START Material for this task

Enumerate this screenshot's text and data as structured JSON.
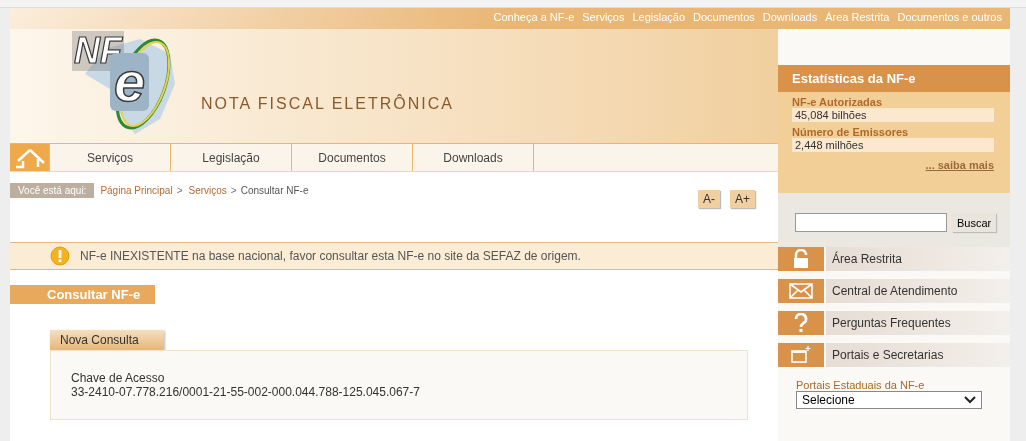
{
  "top_links": [
    "Conheça a NF-e",
    "Serviços",
    "Legislação",
    "Documentos",
    "Downloads",
    "Área Restrita",
    "Documentos e outros"
  ],
  "logo": {
    "mark": "NF",
    "letter": "e",
    "title": "NOTA FISCAL ELETRÔNICA"
  },
  "nav": {
    "items": [
      "Serviços",
      "Legislação",
      "Documentos",
      "Downloads"
    ]
  },
  "breadcrumb": {
    "label": "Você está aqui:",
    "links": [
      "Página Principal",
      "Serviços"
    ],
    "separator": ">",
    "current": "Consultar NF-e"
  },
  "font_buttons": [
    "A-",
    "A+"
  ],
  "alert": "NF-e INEXISTENTE na base nacional, favor consultar esta NF-e no site da SEFAZ de origem.",
  "section_title": "Consultar NF-e",
  "panel": {
    "tab": "Nova Consulta",
    "field_label": "Chave de Acesso",
    "field_value": "33-2410-07.778.216/0001-21-55-002-000.044.788-125.045.067-7"
  },
  "stats": {
    "title": "Estatísticas da NF-e",
    "items": [
      {
        "label": "NF-e Autorizadas",
        "value": "45,084 bilhões"
      },
      {
        "label": "Número de Emissores",
        "value": "2,448 milhões"
      }
    ],
    "more": "... saiba mais"
  },
  "search": {
    "button": "Buscar"
  },
  "side_menu": [
    {
      "kind": "lock",
      "label": "Área Restrita"
    },
    {
      "kind": "mail",
      "label": "Central de Atendimento"
    },
    {
      "kind": "question",
      "label": "Perguntas Frequentes"
    },
    {
      "kind": "window",
      "label": "Portais e Secretarias"
    }
  ],
  "portals": {
    "label": "Portais Estaduais da NF-e",
    "select": "Selecione"
  }
}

END Material for this task

[Exercise]: Go through the listing above and write it out again exactly, dropping the pictures.

[Answer to this problem]:
Enumerate this screenshot's text and data as structured JSON.
{
  "top_links": [
    "Conheça a NF-e",
    "Serviços",
    "Legislação",
    "Documentos",
    "Downloads",
    "Área Restrita",
    "Documentos e outros"
  ],
  "logo": {
    "mark": "NF",
    "letter": "e",
    "title": "NOTA FISCAL ELETRÔNICA"
  },
  "nav": {
    "items": [
      "Serviços",
      "Legislação",
      "Documentos",
      "Downloads"
    ]
  },
  "breadcrumb": {
    "label": "Você está aqui:",
    "links": [
      "Página Principal",
      "Serviços"
    ],
    "separator": ">",
    "current": "Consultar NF-e"
  },
  "font_buttons": [
    "A-",
    "A+"
  ],
  "alert": "NF-e INEXISTENTE na base nacional, favor consultar esta NF-e no site da SEFAZ de origem.",
  "section_title": "Consultar NF-e",
  "panel": {
    "tab": "Nova Consulta",
    "field_label": "Chave de Acesso",
    "field_value": "33-2410-07.778.216/0001-21-55-002-000.044.788-125.045.067-7"
  },
  "stats": {
    "title": "Estatísticas da NF-e",
    "items": [
      {
        "label": "NF-e Autorizadas",
        "value": "45,084 bilhões"
      },
      {
        "label": "Número de Emissores",
        "value": "2,448 milhões"
      }
    ],
    "more": "... saiba mais"
  },
  "search": {
    "button": "Buscar"
  },
  "side_menu": [
    {
      "kind": "lock",
      "label": "Área Restrita"
    },
    {
      "kind": "mail",
      "label": "Central de Atendimento"
    },
    {
      "kind": "question",
      "label": "Perguntas Frequentes"
    },
    {
      "kind": "window",
      "label": "Portais e Secretarias"
    }
  ],
  "portals": {
    "label": "Portais Estaduais da NF-e",
    "select": "Selecione"
  }
}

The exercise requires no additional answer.